Work to complete:
Reproduce all the lines exactly as they stand, apart from the pictures.

The data:
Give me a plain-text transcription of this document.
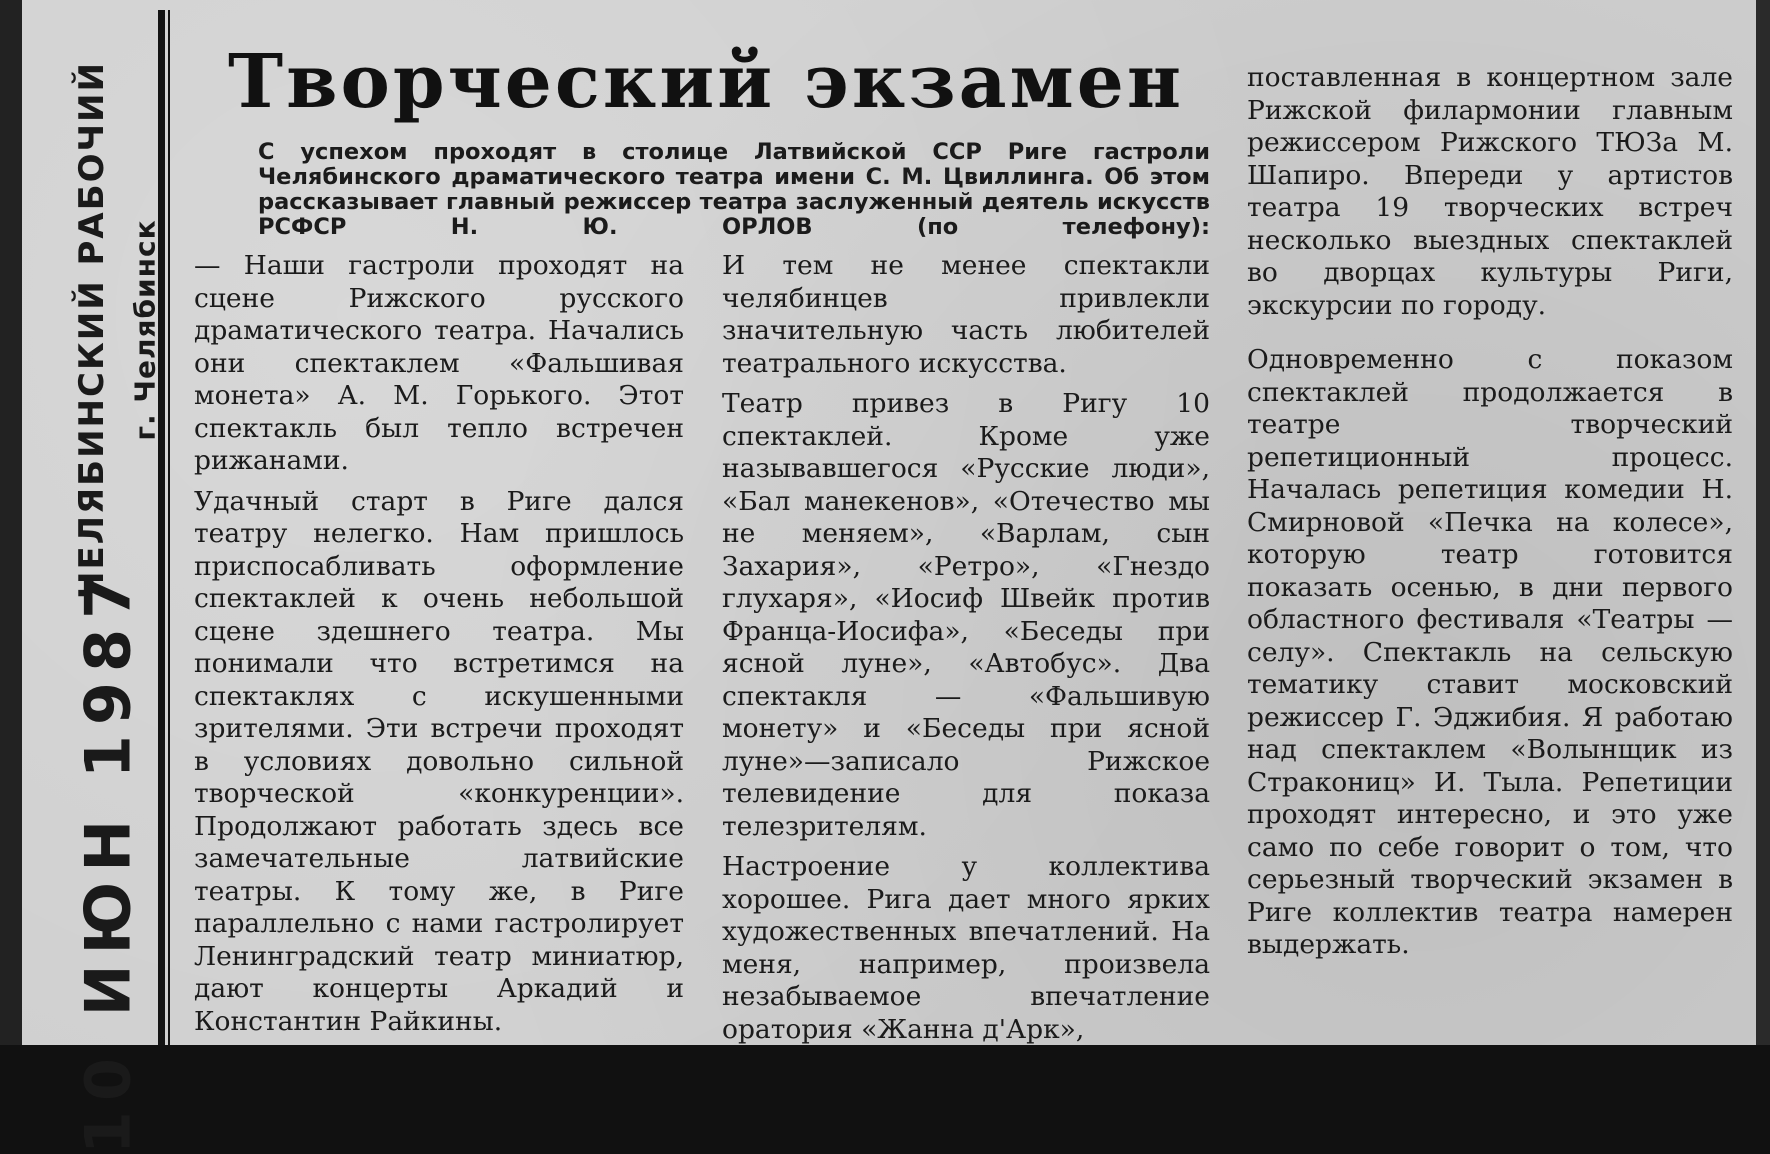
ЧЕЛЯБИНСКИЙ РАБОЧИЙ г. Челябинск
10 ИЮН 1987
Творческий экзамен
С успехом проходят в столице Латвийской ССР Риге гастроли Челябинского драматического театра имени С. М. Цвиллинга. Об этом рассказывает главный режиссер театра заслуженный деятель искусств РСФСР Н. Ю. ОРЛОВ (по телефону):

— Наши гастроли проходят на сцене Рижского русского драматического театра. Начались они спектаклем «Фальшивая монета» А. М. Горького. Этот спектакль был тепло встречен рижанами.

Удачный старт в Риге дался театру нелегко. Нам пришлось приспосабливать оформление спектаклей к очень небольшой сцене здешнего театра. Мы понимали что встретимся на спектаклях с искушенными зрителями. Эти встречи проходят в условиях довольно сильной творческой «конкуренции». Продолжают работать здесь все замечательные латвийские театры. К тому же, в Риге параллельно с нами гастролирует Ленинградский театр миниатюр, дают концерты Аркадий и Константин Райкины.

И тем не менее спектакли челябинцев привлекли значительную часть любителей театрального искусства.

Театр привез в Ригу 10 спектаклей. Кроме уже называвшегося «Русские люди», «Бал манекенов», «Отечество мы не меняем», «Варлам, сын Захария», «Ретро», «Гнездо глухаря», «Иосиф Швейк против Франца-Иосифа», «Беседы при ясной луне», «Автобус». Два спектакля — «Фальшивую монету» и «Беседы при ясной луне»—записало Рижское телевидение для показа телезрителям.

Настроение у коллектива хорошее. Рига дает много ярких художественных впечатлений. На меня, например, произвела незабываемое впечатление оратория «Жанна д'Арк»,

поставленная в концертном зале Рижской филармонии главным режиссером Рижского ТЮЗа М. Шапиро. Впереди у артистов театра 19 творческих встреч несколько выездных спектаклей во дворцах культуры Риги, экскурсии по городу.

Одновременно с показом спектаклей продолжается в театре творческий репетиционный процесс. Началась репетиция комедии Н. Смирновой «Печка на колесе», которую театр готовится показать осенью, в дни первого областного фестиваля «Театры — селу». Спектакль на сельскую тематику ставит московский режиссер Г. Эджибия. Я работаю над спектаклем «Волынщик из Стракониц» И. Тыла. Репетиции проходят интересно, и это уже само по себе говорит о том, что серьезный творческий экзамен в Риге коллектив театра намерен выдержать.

Result:
Give me a plain-text transcription of this document.
ЧЕЛЯБИНСКИЙ РАБОЧИЙ г. Челябинск
10 ИЮН 1987
Творческий экзамен
С успехом проходят в столице Латвийской ССР Риге гастроли Челябинского драматического театра имени С. М. Цвиллинга. Об этом рассказывает главный режиссер театра заслуженный деятель искусств РСФСР Н. Ю. ОРЛОВ (по телефону):

— Наши гастроли проходят на сцене Рижского русского драматического театра. Начались они спектаклем «Фальшивая монета» А. М. Горького. Этот спектакль был тепло встречен рижанами.

Удачный старт в Риге дался театру нелегко. Нам пришлось приспосабливать оформление спектаклей к очень небольшой сцене здешнего театра. Мы понимали что встретимся на спектаклях с искушенными зрителями. Эти встречи проходят в условиях довольно сильной творческой «конкуренции». Продолжают работать здесь все замечательные латвийские театры. К тому же, в Риге параллельно с нами гастролирует Ленинградский театр миниатюр, дают концерты Аркадий и Константин Райкины.

И тем не менее спектакли челябинцев привлекли значительную часть любителей театрального искусства.

Театр привез в Ригу 10 спектаклей. Кроме уже называвшегося «Русские люди», «Бал манекенов», «Отечество мы не меняем», «Варлам, сын Захария», «Ретро», «Гнездо глухаря», «Иосиф Швейк против Франца-Иосифа», «Беседы при ясной луне», «Автобус». Два спектакля — «Фальшивую монету» и «Беседы при ясной луне»—записало Рижское телевидение для показа телезрителям.

Настроение у коллектива хорошее. Рига дает много ярких художественных впечатлений. На меня, например, произвела незабываемое впечатление оратория «Жанна д'Арк»,

поставленная в концертном зале Рижской филармонии главным режиссером Рижского ТЮЗа М. Шапиро. Впереди у артистов театра 19 творческих встреч несколько выездных спектаклей во дворцах культуры Риги, экскурсии по городу.

Одновременно с показом спектаклей продолжается в театре творческий репетиционный процесс. Началась репетиция комедии Н. Смирновой «Печка на колесе», которую театр готовится показать осенью, в дни первого областного фестиваля «Театры — селу». Спектакль на сельскую тематику ставит московский режиссер Г. Эджибия. Я работаю над спектаклем «Волынщик из Стракониц» И. Тыла. Репетиции проходят интересно, и это уже само по себе говорит о том, что серьезный творческий экзамен в Риге коллектив театра намерен выдержать.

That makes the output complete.